[Extracted material]
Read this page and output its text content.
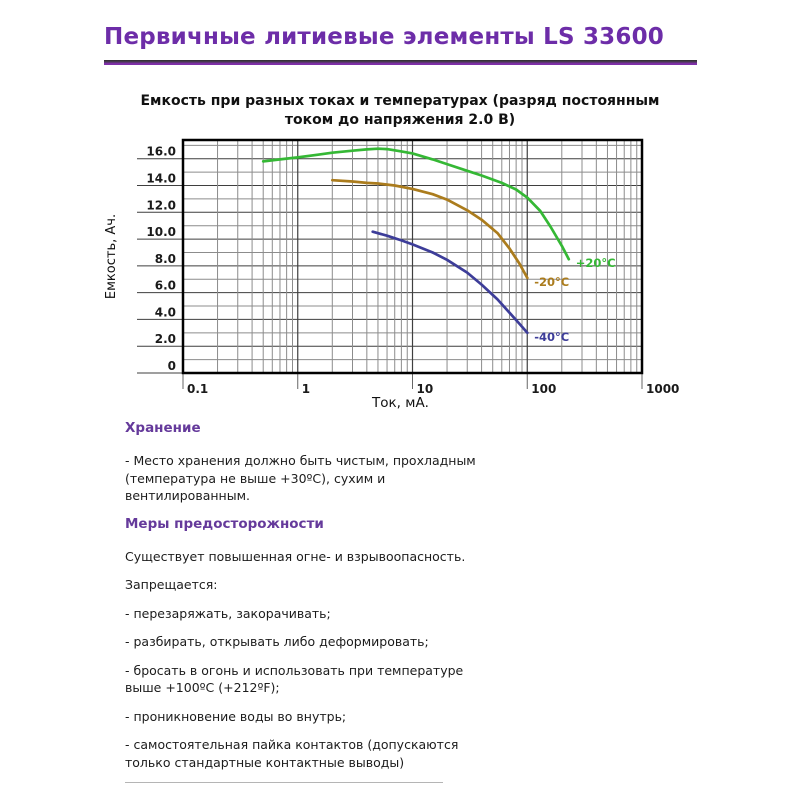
Первичные литиевые элементы LS 33600
Емкость при разных токах и температурах (разряд постоянным
током до напряжения 2.0 В)
0
2.0
4.0
6.0
8.0
10.0
12.0
14.0
16.0
0.1	1	10	100	1000
+20°C
-20°C
-40°C
Ток, мА.
Емкость, Ач.
Хранение

- Место хранения должно быть чистым, прохладным (температура не выше +30ºС), сухим и вентилированным.

Меры предосторожности

Существует повышенная огне- и взрывоопасность.

Запрещается:

- перезаряжать, закорачивать;

- разбирать, открывать либо деформировать;

- бросать в огонь и использовать при температуре выше +100ºС (+212ºF);

- проникновение воды во внутрь;

- самостоятельная пайка контактов (допускаются только стандартные контактные выводы)
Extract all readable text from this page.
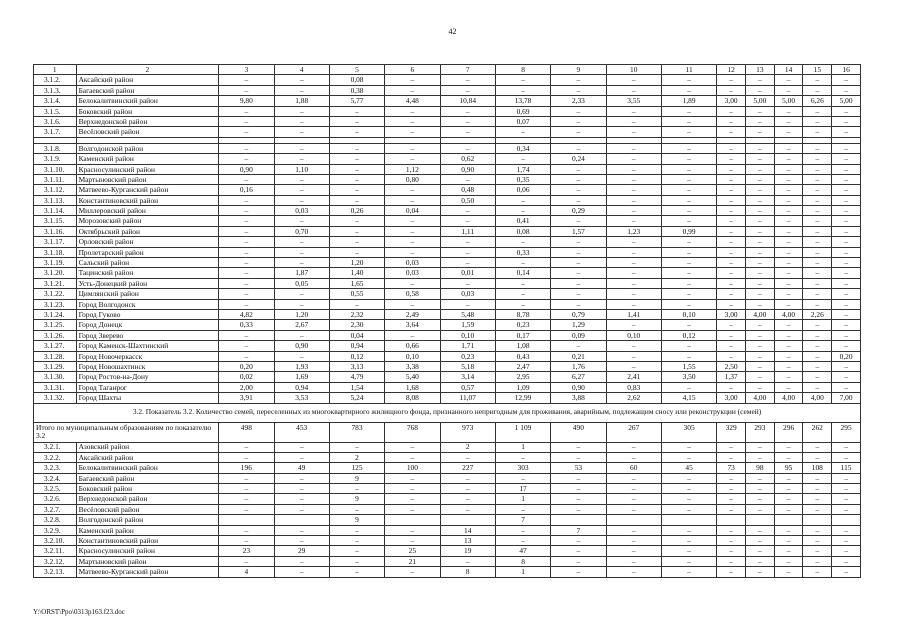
42
1	2	3	4	5	6	7	8	9	10	11	12	13	14	15	16
3.1.2.	Аксайский район	–	–	0,08	–	–	–	–	–	–	–	–	–	–	–
3.1.3.	Багаевский район	–	–	0,38	–	–	–	–	–	–	–	–	–	–	–
3.1.4.	Белокалитвинский район	9,80	1,88	5,77	4,48	10,84	13,78	2,33	3,55	1,89	3,00	5,00	5,00	6,26	5,00
3.1.5.	Боковский район	–	–	–	–	–	0,69	–	–	–	–	–	–	–	–
3.1.6.	Верхнедонской район	–	–	–	–	–	0,07	–	–	–	–	–	–	–	–
3.1.7.	Весёловский район	–	–	–	–	–	–	–	–	–	–	–	–	–	–

3.1.8.	Волгодонской район	–	–	–	–	–	0,34	–	–	–	–	–	–	–	–
3.1.9.	Каменский район	–	–	–	–	0,62	–	0,24	–	–	–	–	–	–	–
3.1.10.	Красносулинский район	0,90	1,10	–	1,12	0,90	1,74	–	–	–	–	–	–	–	–
3.1.11.	Мартыновский район	–	–	–	0,80	–	0,35	–	–	–	–	–	–	–	–
3.1.12.	Матвеево-Курганский район	0,16	–	–	–	0,48	0,06	–	–	–	–	–	–	–	–
3.1.13.	Константиновский район	–	–	–	–	0,50	–	–	–	–	–	–	–	–	–
3.1.14.	Миллеровский район	–	0,03	0,26	0,04	–	–	0,29	–	–	–	–	–	–	–
3.1.15.	Морозовский район	–	–	–	–	–	0,41	–	–	–	–	–	–	–	–
3.1.16.	Октябрьский район	–	0,70	–	–	1,11	0,08	1,57	1,23	0,99	–	–	–	–	–
3.1.17.	Орловский район	–	–	–	–	–	–	–	–	–	–	–	–	–	–
3.1.18.	Пролетарский район	–	–	–	–	–	0,33	–	–	–	–	–	–	–	–
3.1.19.	Сальский район	–	–	1,20	0,03	–	–	–	–	–	–	–	–	–	–
3.1.20.	Тацинский район	–	1,87	1,40	0,03	0,01	0,14	–	–	–	–	–	–	–	–
3.1.21.	Усть-Донецкий район	–	0,05	1,65	–	–	–	–	–	–	–	–	–	–	–
3.1.22.	Цимлянский район	–	–	0,55	0,58	0,03	–	–	–	–	–	–	–	–	–
3.1.23.	Город Волгодонск	–	–	–	–	–	–	–	–	–	–	–	–	–	–
3.1.24.	Город Гуково	4,82	1,20	2,32	2,49	5,48	8,78	0,79	1,41	0,10	3,00	4,00	4,00	2,26	–
3.1.25.	Город Донецк	0,33	2,67	2,30	3,64	1,59	0,23	1,29	–	–	–	–	–	–	–
3.1.26.	Город Зверево	–	–	0,04	–	0,10	0,17	0,09	0,10	0,12	–	–	–	–	–
3.1.27.	Город Каменск-Шахтинский	–	0,90	0,94	0,66	1,71	1,08	–	–	–	–	–	–	–	–
3.1.28.	Город Новочеркасск	–	–	0,12	0,10	0,23	0,43	0,21	–	–	–	–	–	–	0,20
3.1.29.	Город Новошахтинск	0,20	1,93	3,13	3,38	5,18	2,47	1,76	–	1,55	2,50	–	–	–	–
3.1.30.	Город Ростов-на-Дону	0,02	1,69	4,79	5,40	3,14	2,95	6,27	2,41	3,50	1,37	–	–	–	–
3.1.31.	Город Таганрог	2,00	0,94	1,54	1,68	0,57	1,09	0,90	0,83	–	–	–	–	–	–
3.1.32.	Город Шахты	3,91	3,53	5,24	8,08	11,07	12,99	3,88	2,62	4,15	3,00	4,00	4,00	4,00	7,00
3.2. Показатель 3.2. Количество семей, переселенных из многоквартирного жилищного фонда, признанного непригодным для проживания, аварийным, подлежащим сносу или реконструкции (семей)															
Итого по муниципальным образованиям по показателю 3.2		498	453	783	768	973	1 109	490	267	305	329	293	296	262	295
3.2.1.	Азовский район	–	–	–	–	2	1	–	–	–	–	–	–	–	–
3.2.2.	Аксайский район	–	–	2	–	–	–	–	–	–	–	–	–	–	–
3.2.3.	Белокалитвинский район	196	49	125	100	227	303	53	60	45	73	98	95	108	115
3.2.4.	Багаевский район	–	–	9	–	–	–	–	–	–	–	–	–	–	–
3.2.5.	Боковский район	–	–	–	–	–	17	–	–	–	–	–	–	–	–
3.2.6.	Верхнедонской район	–	–	9	–	–	1	–	–	–	–	–	–	–	–
3.2.7.	Весёловский район	–	–	–	–	–	–	–	–	–	–	–	–	–	–
3.2.8.	Волгодонской район			9			7								
3.2.9.	Каменский район	–	–	–	–	14	–	7	–	–	–	–	–	–	–
3.2.10.	Константиновский район	–	–	–	–	13	–	–	–	–	–	–	–	–	–
3.2.11.	Красносулинский район	23	29	–	25	19	47	–	–	–	–	–	–	–	–
3.2.12.	Мартыновский район	–	–	–	21	–	8	–	–	–	–	–	–	–	–
3.2.13.	Матвеево-Курганский район	4	–	–	–	8	1	–	–	–	–	–	–	–	–
Y:\ORST\Ppo\0313p163.f23.doc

[Written exercise] Copy each line from the records above that includes the string "Матвеево".

[Problem solution]
3.1.12.	Матвеево-Курганский район	0,16	–	–	–	0,48	0,06	–	–	–	–	–	–	–	–
3.2.13.	Матвеево-Курганский район	4	–	–	–	8	1	–	–	–	–	–	–	–	–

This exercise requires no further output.